> WHAT IS ASKED: Without the pictures, set down the records below word for word.

> SUPPLIED MATERIAL:
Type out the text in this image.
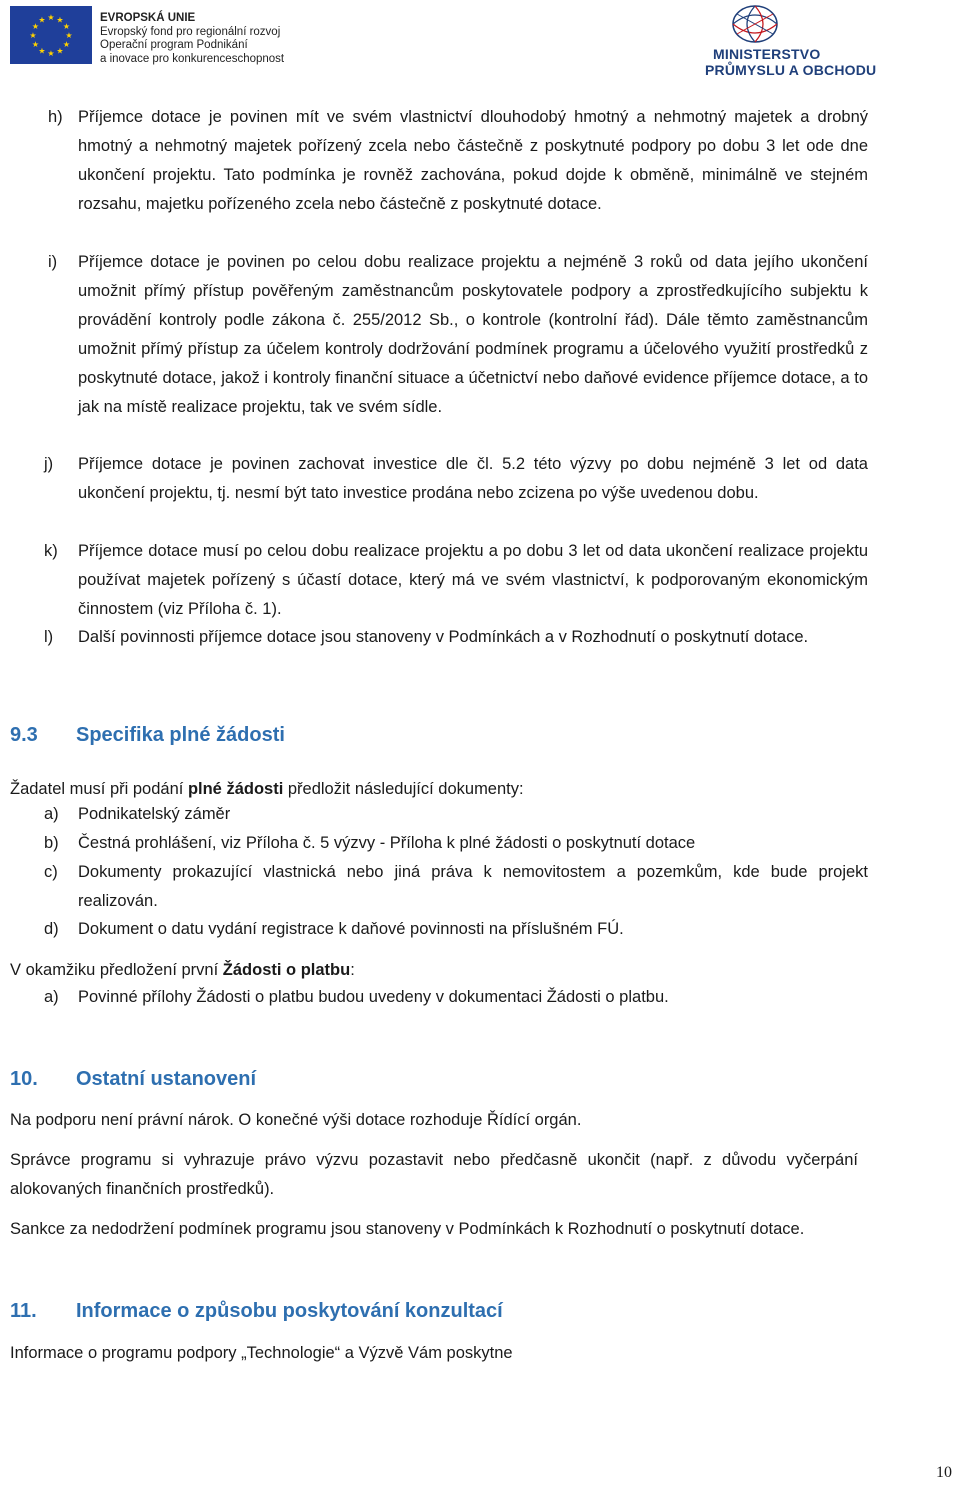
★ ★
★
★
★
★
★
★
★
★
★
★	EVROPSKÁ UNIE
Evropský fond pro regionální rozvoj
Operační program Podnikání
a inovace pro konkurenceschopnost	MINISTERSTVO
PRŮMYSLU A OBCHODU
h) Příjemce dotace je povinen mít ve svém vlastnictví dlouhodobý hmotný a nehmotný majetek a drobný hmotný a nehmotný majetek pořízený zcela nebo částečně z poskytnuté podpory po dobu 3 let ode dne ukončení projektu. Tato podmínka je rovněž zachována, pokud dojde k obměně, minimálně ve stejném rozsahu, majetku pořízeného zcela nebo částečně z poskytnuté dotace.
i) Příjemce dotace je povinen po celou dobu realizace projektu a nejméně 3 roků od data jejího ukončení umožnit přímý přístup pověřeným zaměstnancům poskytovatele podpory a zprostředkujícího subjektu k provádění kontroly podle zákona č. 255/2012 Sb., o kontrole (kontrolní řád). Dále těmto zaměstnancům umožnit přímý přístup za účelem kontroly dodržování podmínek programu a účelového využití prostředků z poskytnuté dotace, jakož i kontroly finanční situace a účetnictví nebo daňové evidence příjemce dotace, a to jak na místě realizace projektu, tak ve svém sídle.
j) Příjemce dotace je povinen zachovat investice dle čl. 5.2 této výzvy po dobu nejméně 3 let od data ukončení projektu, tj. nesmí být tato investice prodána nebo zcizena po výše uvedenou dobu.
k) Příjemce dotace musí po celou dobu realizace projektu a po dobu 3 let od data ukončení realizace projektu používat majetek pořízený s účastí dotace, který má ve svém vlastnictví, k podporovaným ekonomickým činnostem (viz Příloha č. 1).
l) Další povinnosti příjemce dotace jsou stanoveny v Podmínkách a v Rozhodnutí o poskytnutí dotace.
9.3 Specifika plné žádosti
Žadatel musí při podání plné žádosti předložit následující dokumenty:
a) Podnikatelský záměr
b) Čestná prohlášení, viz Příloha č. 5 výzvy - Příloha k plné žádosti o poskytnutí dotace
c) Dokumenty prokazující vlastnická nebo jiná práva k nemovitostem a pozemkům, kde bude projekt realizován.
d) Dokument o datu vydání registrace k daňové povinnosti na příslušném FÚ.
V okamžiku předložení první Žádosti o platbu:
a) Povinné přílohy Žádosti o platbu budou uvedeny v dokumentaci Žádosti o platbu.
10. Ostatní ustanovení
Na podporu není právní nárok. O konečné výši dotace rozhoduje Řídící orgán.
Správce programu si vyhrazuje právo výzvu pozastavit nebo předčasně ukončit (např. z důvodu vyčerpání alokovaných finančních prostředků).
Sankce za nedodržení podmínek programu jsou stanoveny v Podmínkách k Rozhodnutí o poskytnutí dotace.
11. Informace o způsobu poskytování konzultací
Informace o programu podpory „Technologie“ a Výzvě Vám poskytne
10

> RESPONSE:
Type out the text in this image.
★ ★
★
★
★
★
★
★
★
★
★
★	EVROPSKÁ UNIE
Evropský fond pro regionální rozvoj
Operační program Podnikání
a inovace pro konkurenceschopnost	MINISTERSTVO
PRŮMYSLU A OBCHODU
h) Příjemce dotace je povinen mít ve svém vlastnictví dlouhodobý hmotný a nehmotný majetek a drobný hmotný a nehmotný majetek pořízený zcela nebo částečně z poskytnuté podpory po dobu 3 let ode dne ukončení projektu. Tato podmínka je rovněž zachována, pokud dojde k obměně, minimálně ve stejném rozsahu, majetku pořízeného zcela nebo částečně z poskytnuté dotace.
i) Příjemce dotace je povinen po celou dobu realizace projektu a nejméně 3 roků od data jejího ukončení umožnit přímý přístup pověřeným zaměstnancům poskytovatele podpory a zprostředkujícího subjektu k provádění kontroly podle zákona č. 255/2012 Sb., o kontrole (kontrolní řád). Dále těmto zaměstnancům umožnit přímý přístup za účelem kontroly dodržování podmínek programu a účelového využití prostředků z poskytnuté dotace, jakož i kontroly finanční situace a účetnictví nebo daňové evidence příjemce dotace, a to jak na místě realizace projektu, tak ve svém sídle.
j) Příjemce dotace je povinen zachovat investice dle čl. 5.2 této výzvy po dobu nejméně 3 let od data ukončení projektu, tj. nesmí být tato investice prodána nebo zcizena po výše uvedenou dobu.
k) Příjemce dotace musí po celou dobu realizace projektu a po dobu 3 let od data ukončení realizace projektu používat majetek pořízený s účastí dotace, který má ve svém vlastnictví, k podporovaným ekonomickým činnostem (viz Příloha č. 1).
l) Další povinnosti příjemce dotace jsou stanoveny v Podmínkách a v Rozhodnutí o poskytnutí dotace.
9.3 Specifika plné žádosti
Žadatel musí při podání plné žádosti předložit následující dokumenty:
a) Podnikatelský záměr
b) Čestná prohlášení, viz Příloha č. 5 výzvy - Příloha k plné žádosti o poskytnutí dotace
c) Dokumenty prokazující vlastnická nebo jiná práva k nemovitostem a pozemkům, kde bude projekt realizován.
d) Dokument o datu vydání registrace k daňové povinnosti na příslušném FÚ.
V okamžiku předložení první Žádosti o platbu:
a) Povinné přílohy Žádosti o platbu budou uvedeny v dokumentaci Žádosti o platbu.
10. Ostatní ustanovení
Na podporu není právní nárok. O konečné výši dotace rozhoduje Řídící orgán.
Správce programu si vyhrazuje právo výzvu pozastavit nebo předčasně ukončit (např. z důvodu vyčerpání alokovaných finančních prostředků).
Sankce za nedodržení podmínek programu jsou stanoveny v Podmínkách k Rozhodnutí o poskytnutí dotace.
11. Informace o způsobu poskytování konzultací
Informace o programu podpory „Technologie“ a Výzvě Vám poskytne
10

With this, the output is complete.